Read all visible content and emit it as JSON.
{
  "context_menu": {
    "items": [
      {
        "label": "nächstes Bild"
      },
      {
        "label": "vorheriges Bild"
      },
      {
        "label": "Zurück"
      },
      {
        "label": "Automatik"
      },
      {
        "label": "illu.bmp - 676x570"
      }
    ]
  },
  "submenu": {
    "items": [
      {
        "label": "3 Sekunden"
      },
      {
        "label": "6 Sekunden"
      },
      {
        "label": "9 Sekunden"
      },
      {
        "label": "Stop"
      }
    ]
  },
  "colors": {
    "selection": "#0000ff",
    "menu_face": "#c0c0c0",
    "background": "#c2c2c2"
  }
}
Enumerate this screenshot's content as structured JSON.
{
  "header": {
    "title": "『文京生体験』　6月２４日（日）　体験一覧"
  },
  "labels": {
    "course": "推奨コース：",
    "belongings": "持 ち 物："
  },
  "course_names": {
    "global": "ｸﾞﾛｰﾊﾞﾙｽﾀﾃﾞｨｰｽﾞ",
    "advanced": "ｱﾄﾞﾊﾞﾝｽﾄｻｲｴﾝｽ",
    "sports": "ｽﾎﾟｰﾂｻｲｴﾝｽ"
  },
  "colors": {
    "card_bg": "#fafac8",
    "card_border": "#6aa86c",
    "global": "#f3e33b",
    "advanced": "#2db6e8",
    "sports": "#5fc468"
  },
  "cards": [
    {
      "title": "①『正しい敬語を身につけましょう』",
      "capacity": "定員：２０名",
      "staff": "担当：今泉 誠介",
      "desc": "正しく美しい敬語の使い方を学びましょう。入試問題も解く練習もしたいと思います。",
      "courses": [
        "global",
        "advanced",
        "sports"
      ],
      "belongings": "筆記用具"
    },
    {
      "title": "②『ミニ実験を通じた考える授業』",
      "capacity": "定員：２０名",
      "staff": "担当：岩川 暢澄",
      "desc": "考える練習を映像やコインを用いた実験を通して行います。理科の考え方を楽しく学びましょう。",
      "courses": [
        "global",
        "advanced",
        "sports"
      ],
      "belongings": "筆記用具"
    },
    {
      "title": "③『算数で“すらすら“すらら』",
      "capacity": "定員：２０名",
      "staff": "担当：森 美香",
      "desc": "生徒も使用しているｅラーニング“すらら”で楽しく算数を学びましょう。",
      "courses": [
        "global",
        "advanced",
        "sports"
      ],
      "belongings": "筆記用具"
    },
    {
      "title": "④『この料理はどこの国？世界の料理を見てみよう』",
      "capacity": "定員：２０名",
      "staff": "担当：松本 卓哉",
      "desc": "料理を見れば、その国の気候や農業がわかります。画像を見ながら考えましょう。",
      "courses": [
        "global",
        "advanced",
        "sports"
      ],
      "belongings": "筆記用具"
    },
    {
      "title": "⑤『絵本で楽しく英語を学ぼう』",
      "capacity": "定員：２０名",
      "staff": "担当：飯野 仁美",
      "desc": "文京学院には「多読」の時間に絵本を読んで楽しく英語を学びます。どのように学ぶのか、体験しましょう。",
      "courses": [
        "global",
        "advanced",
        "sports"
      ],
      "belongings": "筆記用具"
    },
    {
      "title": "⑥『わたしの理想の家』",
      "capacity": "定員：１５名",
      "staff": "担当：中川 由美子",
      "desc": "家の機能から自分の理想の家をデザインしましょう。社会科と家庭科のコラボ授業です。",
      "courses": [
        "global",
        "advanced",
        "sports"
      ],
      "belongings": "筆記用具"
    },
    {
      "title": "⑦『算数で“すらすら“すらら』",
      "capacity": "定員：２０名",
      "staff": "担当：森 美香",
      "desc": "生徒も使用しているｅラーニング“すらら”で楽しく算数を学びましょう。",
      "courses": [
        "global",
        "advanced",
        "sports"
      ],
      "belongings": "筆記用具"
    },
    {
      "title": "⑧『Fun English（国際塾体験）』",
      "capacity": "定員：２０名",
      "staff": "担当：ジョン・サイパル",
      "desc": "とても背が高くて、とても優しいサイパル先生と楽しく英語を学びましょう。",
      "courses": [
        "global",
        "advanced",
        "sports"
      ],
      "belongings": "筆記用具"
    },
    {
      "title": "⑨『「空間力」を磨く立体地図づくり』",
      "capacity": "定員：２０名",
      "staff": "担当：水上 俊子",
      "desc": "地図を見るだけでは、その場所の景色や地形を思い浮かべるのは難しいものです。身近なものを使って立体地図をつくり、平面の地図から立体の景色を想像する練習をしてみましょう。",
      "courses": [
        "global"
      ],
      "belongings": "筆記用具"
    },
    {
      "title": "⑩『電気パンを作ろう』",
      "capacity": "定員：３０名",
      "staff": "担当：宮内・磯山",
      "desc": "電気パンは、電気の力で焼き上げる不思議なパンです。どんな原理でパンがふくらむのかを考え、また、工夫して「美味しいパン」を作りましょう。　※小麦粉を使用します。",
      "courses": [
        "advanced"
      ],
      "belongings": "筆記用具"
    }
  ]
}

--- --- ---

▶ _What to produce_:
Repeat each of the entries above precisely as given.

▶ _Exercise output_:
Read all visible content and emit it as JSON.
{
  "context_menu": {
    "items": [
      {
        "label": "nächstes Bild"
      },
      {
        "label": "vorheriges Bild"
      },
      {
        "label": "Zurück"
      },
      {
        "label": "Automatik"
      },
      {
        "label": "illu.bmp - 676x570"
      }
    ]
  },
  "submenu": {
    "items": [
      {
        "label": "3 Sekunden"
      },
      {
        "label": "6 Sekunden"
      },
      {
        "label": "9 Sekunden"
      },
      {
        "label": "Stop"
      }
    ]
  },
  "colors": {
    "selection": "#0000ff",
    "menu_face": "#c0c0c0",
    "background": "#c2c2c2"
  }
}
Enumerate this screenshot's content as structured JSON.
{
  "header": {
    "title": "『文京生体験』　6月２４日（日）　体験一覧"
  },
  "labels": {
    "course": "推奨コース：",
    "belongings": "持 ち 物："
  },
  "course_names": {
    "global": "ｸﾞﾛｰﾊﾞﾙｽﾀﾃﾞｨｰｽﾞ",
    "advanced": "ｱﾄﾞﾊﾞﾝｽﾄｻｲｴﾝｽ",
    "sports": "ｽﾎﾟｰﾂｻｲｴﾝｽ"
  },
  "colors": {
    "card_bg": "#fafac8",
    "card_border": "#6aa86c",
    "global": "#f3e33b",
    "advanced": "#2db6e8",
    "sports": "#5fc468"
  },
  "cards": [
    {
      "title": "①『正しい敬語を身につけましょう』",
      "capacity": "定員：２０名",
      "staff": "担当：今泉 誠介",
      "desc": "正しく美しい敬語の使い方を学びましょう。入試問題も解く練習もしたいと思います。",
      "courses": [
        "global",
        "advanced",
        "sports"
      ],
      "belongings": "筆記用具"
    },
    {
      "title": "②『ミニ実験を通じた考える授業』",
      "capacity": "定員：２０名",
      "staff": "担当：岩川 暢澄",
      "desc": "考える練習を映像やコインを用いた実験を通して行います。理科の考え方を楽しく学びましょう。",
      "courses": [
        "global",
        "advanced",
        "sports"
      ],
      "belongings": "筆記用具"
    },
    {
      "title": "③『算数で“すらすら“すらら』",
      "capacity": "定員：２０名",
      "staff": "担当：森 美香",
      "desc": "生徒も使用しているｅラーニング“すらら”で楽しく算数を学びましょう。",
      "courses": [
        "global",
        "advanced",
        "sports"
      ],
      "belongings": "筆記用具"
    },
    {
      "title": "④『この料理はどこの国？世界の料理を見てみよう』",
      "capacity": "定員：２０名",
      "staff": "担当：松本 卓哉",
      "desc": "料理を見れば、その国の気候や農業がわかります。画像を見ながら考えましょう。",
      "courses": [
        "global",
        "advanced",
        "sports"
      ],
      "belongings": "筆記用具"
    },
    {
      "title": "⑤『絵本で楽しく英語を学ぼう』",
      "capacity": "定員：２０名",
      "staff": "担当：飯野 仁美",
      "desc": "文京学院には「多読」の時間に絵本を読んで楽しく英語を学びます。どのように学ぶのか、体験しましょう。",
      "courses": [
        "global",
        "advanced",
        "sports"
      ],
      "belongings": "筆記用具"
    },
    {
      "title": "⑥『わたしの理想の家』",
      "capacity": "定員：１５名",
      "staff": "担当：中川 由美子",
      "desc": "家の機能から自分の理想の家をデザインしましょう。社会科と家庭科のコラボ授業です。",
      "courses": [
        "global",
        "advanced",
        "sports"
      ],
      "belongings": "筆記用具"
    },
    {
      "title": "⑦『算数で“すらすら“すらら』",
      "capacity": "定員：２０名",
      "staff": "担当：森 美香",
      "desc": "生徒も使用しているｅラーニング“すらら”で楽しく算数を学びましょう。",
      "courses": [
        "global",
        "advanced",
        "sports"
      ],
      "belongings": "筆記用具"
    },
    {
      "title": "⑧『Fun English（国際塾体験）』",
      "capacity": "定員：２０名",
      "staff": "担当：ジョン・サイパル",
      "desc": "とても背が高くて、とても優しいサイパル先生と楽しく英語を学びましょう。",
      "courses": [
        "global",
        "advanced",
        "sports"
      ],
      "belongings": "筆記用具"
    },
    {
      "title": "⑨『「空間力」を磨く立体地図づくり』",
      "capacity": "定員：２０名",
      "staff": "担当：水上 俊子",
      "desc": "地図を見るだけでは、その場所の景色や地形を思い浮かべるのは難しいものです。身近なものを使って立体地図をつくり、平面の地図から立体の景色を想像する練習をしてみましょう。",
      "courses": [
        "global"
      ],
      "belongings": "筆記用具"
    },
    {
      "title": "⑩『電気パンを作ろう』",
      "capacity": "定員：３０名",
      "staff": "担当：宮内・磯山",
      "desc": "電気パンは、電気の力で焼き上げる不思議なパンです。どんな原理でパンがふくらむのかを考え、また、工夫して「美味しいパン」を作りましょう。　※小麦粉を使用します。",
      "courses": [
        "advanced"
      ],
      "belongings": "筆記用具"
    }
  ]
}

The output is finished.